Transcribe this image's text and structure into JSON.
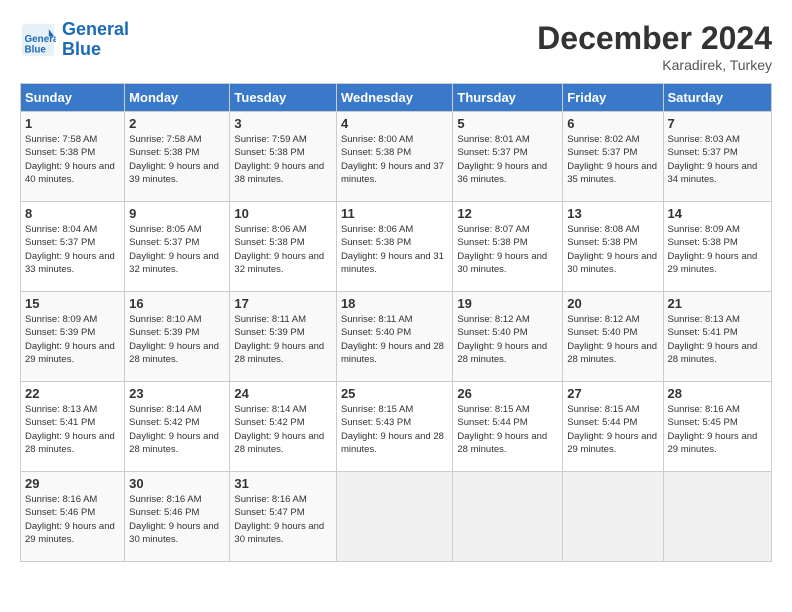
{
  "header": {
    "logo_line1": "General",
    "logo_line2": "Blue",
    "month": "December 2024",
    "location": "Karadirek, Turkey"
  },
  "weekdays": [
    "Sunday",
    "Monday",
    "Tuesday",
    "Wednesday",
    "Thursday",
    "Friday",
    "Saturday"
  ],
  "weeks": [
    [
      {
        "day": "1",
        "sunrise": "7:58 AM",
        "sunset": "5:38 PM",
        "daylight": "9 hours and 40 minutes."
      },
      {
        "day": "2",
        "sunrise": "7:58 AM",
        "sunset": "5:38 PM",
        "daylight": "9 hours and 39 minutes."
      },
      {
        "day": "3",
        "sunrise": "7:59 AM",
        "sunset": "5:38 PM",
        "daylight": "9 hours and 38 minutes."
      },
      {
        "day": "4",
        "sunrise": "8:00 AM",
        "sunset": "5:38 PM",
        "daylight": "9 hours and 37 minutes."
      },
      {
        "day": "5",
        "sunrise": "8:01 AM",
        "sunset": "5:37 PM",
        "daylight": "9 hours and 36 minutes."
      },
      {
        "day": "6",
        "sunrise": "8:02 AM",
        "sunset": "5:37 PM",
        "daylight": "9 hours and 35 minutes."
      },
      {
        "day": "7",
        "sunrise": "8:03 AM",
        "sunset": "5:37 PM",
        "daylight": "9 hours and 34 minutes."
      }
    ],
    [
      {
        "day": "8",
        "sunrise": "8:04 AM",
        "sunset": "5:37 PM",
        "daylight": "9 hours and 33 minutes."
      },
      {
        "day": "9",
        "sunrise": "8:05 AM",
        "sunset": "5:37 PM",
        "daylight": "9 hours and 32 minutes."
      },
      {
        "day": "10",
        "sunrise": "8:06 AM",
        "sunset": "5:38 PM",
        "daylight": "9 hours and 32 minutes."
      },
      {
        "day": "11",
        "sunrise": "8:06 AM",
        "sunset": "5:38 PM",
        "daylight": "9 hours and 31 minutes."
      },
      {
        "day": "12",
        "sunrise": "8:07 AM",
        "sunset": "5:38 PM",
        "daylight": "9 hours and 30 minutes."
      },
      {
        "day": "13",
        "sunrise": "8:08 AM",
        "sunset": "5:38 PM",
        "daylight": "9 hours and 30 minutes."
      },
      {
        "day": "14",
        "sunrise": "8:09 AM",
        "sunset": "5:38 PM",
        "daylight": "9 hours and 29 minutes."
      }
    ],
    [
      {
        "day": "15",
        "sunrise": "8:09 AM",
        "sunset": "5:39 PM",
        "daylight": "9 hours and 29 minutes."
      },
      {
        "day": "16",
        "sunrise": "8:10 AM",
        "sunset": "5:39 PM",
        "daylight": "9 hours and 28 minutes."
      },
      {
        "day": "17",
        "sunrise": "8:11 AM",
        "sunset": "5:39 PM",
        "daylight": "9 hours and 28 minutes."
      },
      {
        "day": "18",
        "sunrise": "8:11 AM",
        "sunset": "5:40 PM",
        "daylight": "9 hours and 28 minutes."
      },
      {
        "day": "19",
        "sunrise": "8:12 AM",
        "sunset": "5:40 PM",
        "daylight": "9 hours and 28 minutes."
      },
      {
        "day": "20",
        "sunrise": "8:12 AM",
        "sunset": "5:40 PM",
        "daylight": "9 hours and 28 minutes."
      },
      {
        "day": "21",
        "sunrise": "8:13 AM",
        "sunset": "5:41 PM",
        "daylight": "9 hours and 28 minutes."
      }
    ],
    [
      {
        "day": "22",
        "sunrise": "8:13 AM",
        "sunset": "5:41 PM",
        "daylight": "9 hours and 28 minutes."
      },
      {
        "day": "23",
        "sunrise": "8:14 AM",
        "sunset": "5:42 PM",
        "daylight": "9 hours and 28 minutes."
      },
      {
        "day": "24",
        "sunrise": "8:14 AM",
        "sunset": "5:42 PM",
        "daylight": "9 hours and 28 minutes."
      },
      {
        "day": "25",
        "sunrise": "8:15 AM",
        "sunset": "5:43 PM",
        "daylight": "9 hours and 28 minutes."
      },
      {
        "day": "26",
        "sunrise": "8:15 AM",
        "sunset": "5:44 PM",
        "daylight": "9 hours and 28 minutes."
      },
      {
        "day": "27",
        "sunrise": "8:15 AM",
        "sunset": "5:44 PM",
        "daylight": "9 hours and 29 minutes."
      },
      {
        "day": "28",
        "sunrise": "8:16 AM",
        "sunset": "5:45 PM",
        "daylight": "9 hours and 29 minutes."
      }
    ],
    [
      {
        "day": "29",
        "sunrise": "8:16 AM",
        "sunset": "5:46 PM",
        "daylight": "9 hours and 29 minutes."
      },
      {
        "day": "30",
        "sunrise": "8:16 AM",
        "sunset": "5:46 PM",
        "daylight": "9 hours and 30 minutes."
      },
      {
        "day": "31",
        "sunrise": "8:16 AM",
        "sunset": "5:47 PM",
        "daylight": "9 hours and 30 minutes."
      },
      null,
      null,
      null,
      null
    ]
  ]
}
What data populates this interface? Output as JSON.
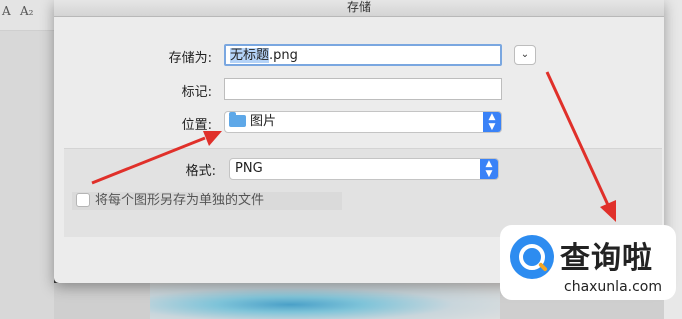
{
  "background": {
    "toolbar_glyph_a": "A",
    "toolbar_glyph_b": "A₂"
  },
  "dialog": {
    "title": "存储",
    "save_as_label": "存储为:",
    "filename_selected": "无标题",
    "filename_ext": ".png",
    "tags_label": "标记:",
    "tags_value": "",
    "location_label": "位置:",
    "location_value": "图片",
    "expand_icon": "chevron-down-icon",
    "format_label": "格式:",
    "format_value": "PNG",
    "checkbox_label": "将每个图形另存为单独的文件",
    "checkbox_checked": false
  },
  "watermark": {
    "title": "查询啦",
    "url": "chaxunla.com"
  },
  "colors": {
    "accent": "#3a82f7",
    "arrow": "#e0302a",
    "selection": "#b5d3f7"
  }
}
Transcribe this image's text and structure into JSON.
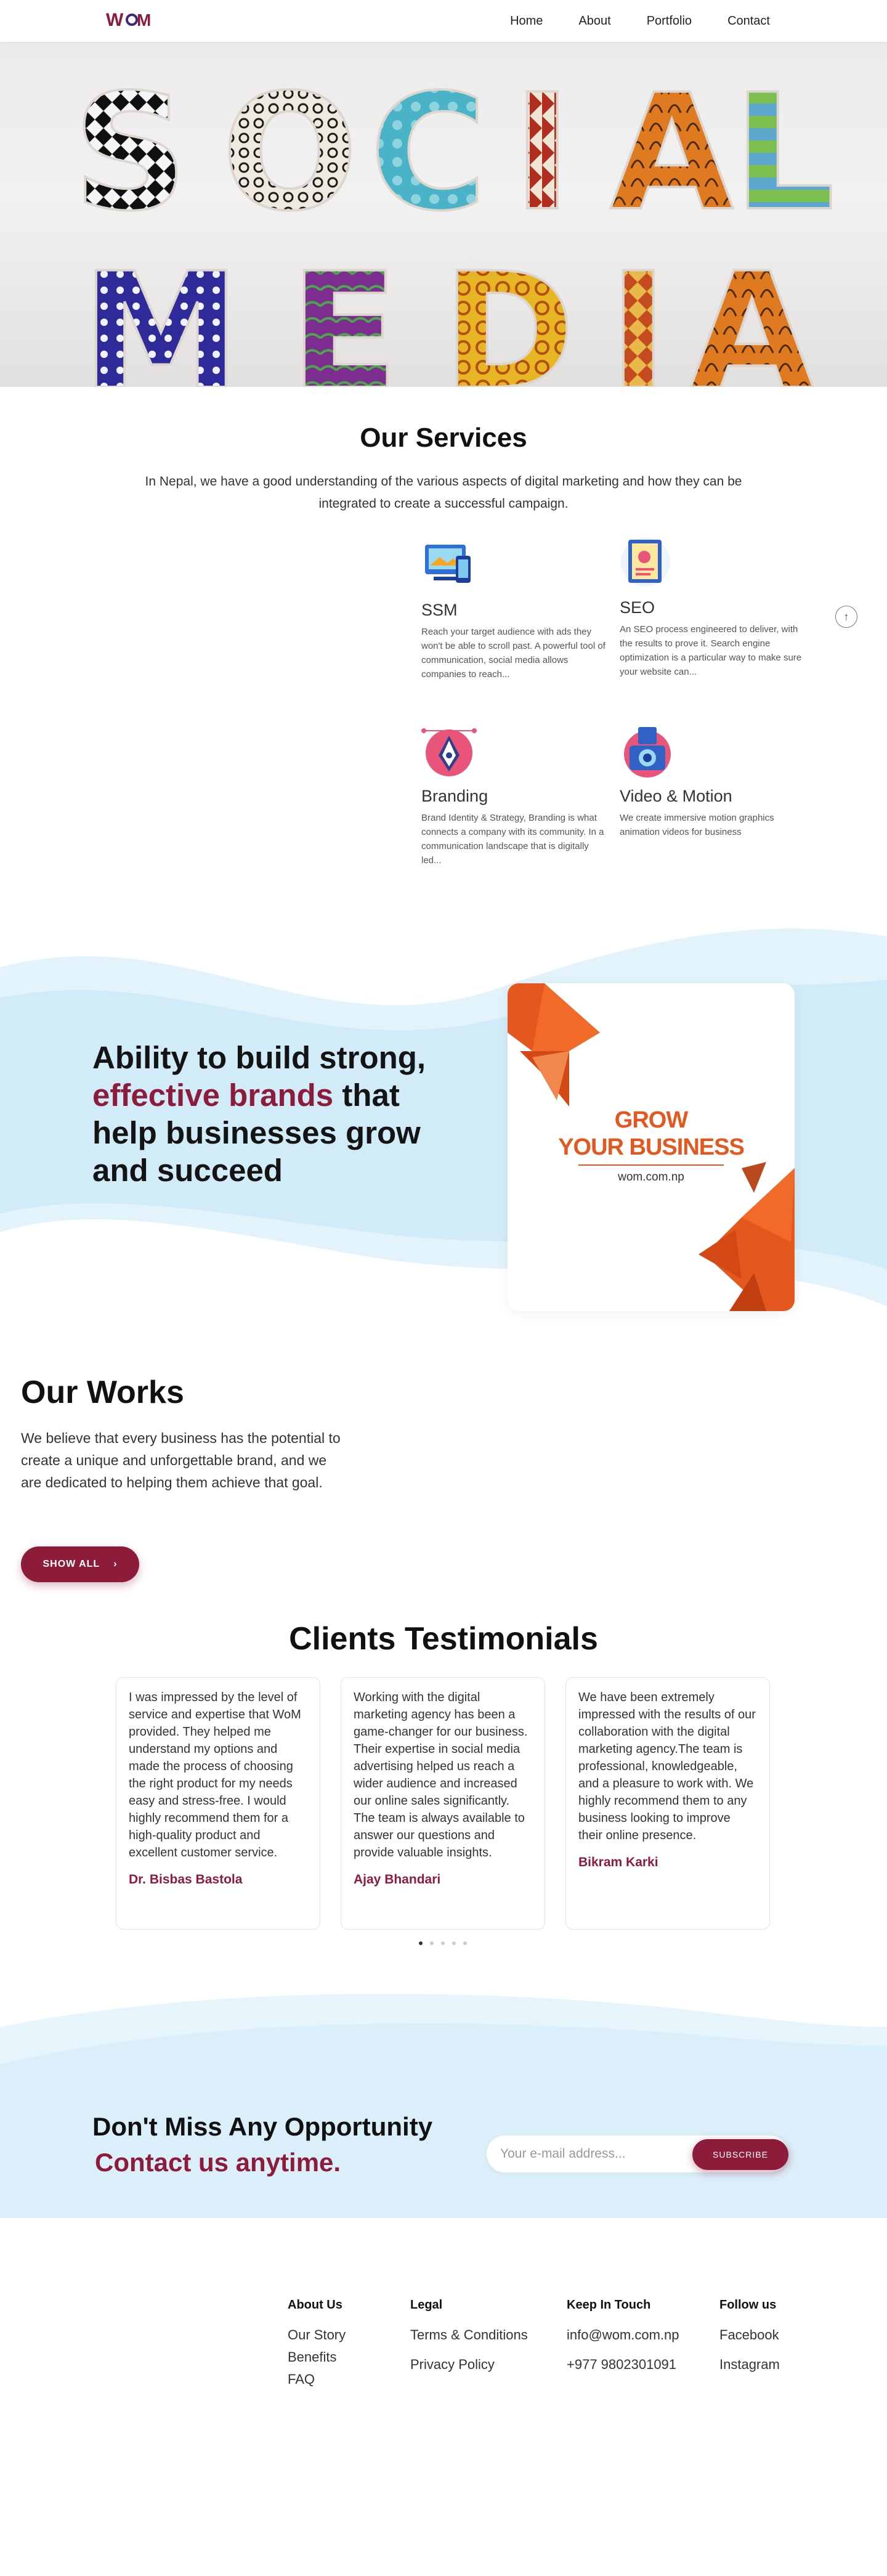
{
  "nav": {
    "logo_text": "WoM",
    "links": [
      "Home",
      "About",
      "Portfolio",
      "Contact"
    ]
  },
  "hero": {
    "row1": [
      "S",
      "O",
      "C",
      "I",
      "A",
      "L"
    ],
    "row2": [
      "M",
      "E",
      "D",
      "I",
      "A"
    ]
  },
  "services": {
    "title": "Our Services",
    "description": "In Nepal, we have a good understanding of the various aspects of digital marketing and how they can be integrated to create a successful campaign.",
    "items": [
      {
        "name": "SSM",
        "text": "Reach your target audience with ads they won't be able to scroll past. A powerful tool of communication, social media allows companies to reach...",
        "icon": "monitor-phone-icon"
      },
      {
        "name": "SEO",
        "text": "An SEO process engineered to deliver, with the results to prove it. Search engine optimization is a particular way to make sure your website can...",
        "icon": "search-document-icon"
      },
      {
        "name": "Branding",
        "text": "Brand Identity & Strategy, Branding is what connects a company with its community. In a communication landscape that is digitally led...",
        "icon": "pen-tool-icon"
      },
      {
        "name": "Video & Motion",
        "text": "We create immersive motion graphics animation videos for business",
        "icon": "camera-icon"
      }
    ]
  },
  "ability": {
    "p1": "Ability to build strong,",
    "accent": "effective brands",
    "p2": "that help businesses grow and succeed"
  },
  "grow_card": {
    "line1": "GROW",
    "line2": "YOUR BUSINESS",
    "url": "wom.com.np"
  },
  "works": {
    "title": "Our Works",
    "description": "We believe that every business has the potential to create a unique and unforgettable brand, and we are dedicated to helping them achieve that goal.",
    "button": "SHOW ALL"
  },
  "testimonials": {
    "title": "Clients Testimonials",
    "items": [
      {
        "text": "I was impressed by the level of service and expertise that WoM provided. They helped me understand my options and made the process of choosing the right product for my needs easy and stress-free. I would highly recommend them for a high-quality product and excellent customer service.",
        "author": "Dr. Bisbas Bastola"
      },
      {
        "text": "Working with the digital marketing agency has been a game-changer for our business. Their expertise in social media advertising helped us reach a wider audience and increased our online sales significantly. The team is always available to answer our questions and provide valuable insights.",
        "author": "Ajay Bhandari"
      },
      {
        "text": "We have been extremely impressed with the results of our collaboration with the digital marketing agency.The team is professional, knowledgeable, and a pleasure to work with. We highly recommend them to any business looking to improve their online presence.",
        "author": "Bikram Karki"
      }
    ],
    "active_dot": 1,
    "dot_count": 5
  },
  "newsletter": {
    "heading": "Don't Miss Any Opportunity",
    "subheading": "Contact us anytime.",
    "placeholder": "Your e-mail address...",
    "button": "SUBSCRIBE"
  },
  "footer": {
    "about": {
      "title": "About Us",
      "links": [
        "Our Story",
        "Benefits",
        "FAQ"
      ]
    },
    "legal": {
      "title": "Legal",
      "links": [
        "Terms & Conditions",
        "Privacy Policy"
      ]
    },
    "contact": {
      "title": "Keep In Touch",
      "links": [
        "info@wom.com.np",
        "+977 9802301091"
      ]
    },
    "follow": {
      "title": "Follow us",
      "links": [
        "Facebook",
        "Instagram"
      ]
    }
  },
  "colors": {
    "brand": "#8c1c3a",
    "accent_orange": "#e4571e",
    "light_blue": "#d6edf9"
  }
}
══════
- Exercise details: From the data, list each line in which the string "recommend" appears.

- Task result:
        "text": "I was impressed by the level of service and expertise that WoM provided. They helped me understand my options and made the process of choosing the right product for my needs easy and stress-free. I would highly recommend them for a high-quality product and excellent customer service.",
        "text": "We have been extremely impressed with the results of our collaboration with the digital marketing agency.The team is professional, knowledgeable, and a pleasure to work with. We highly recommend them to any business looking to improve their online presence.",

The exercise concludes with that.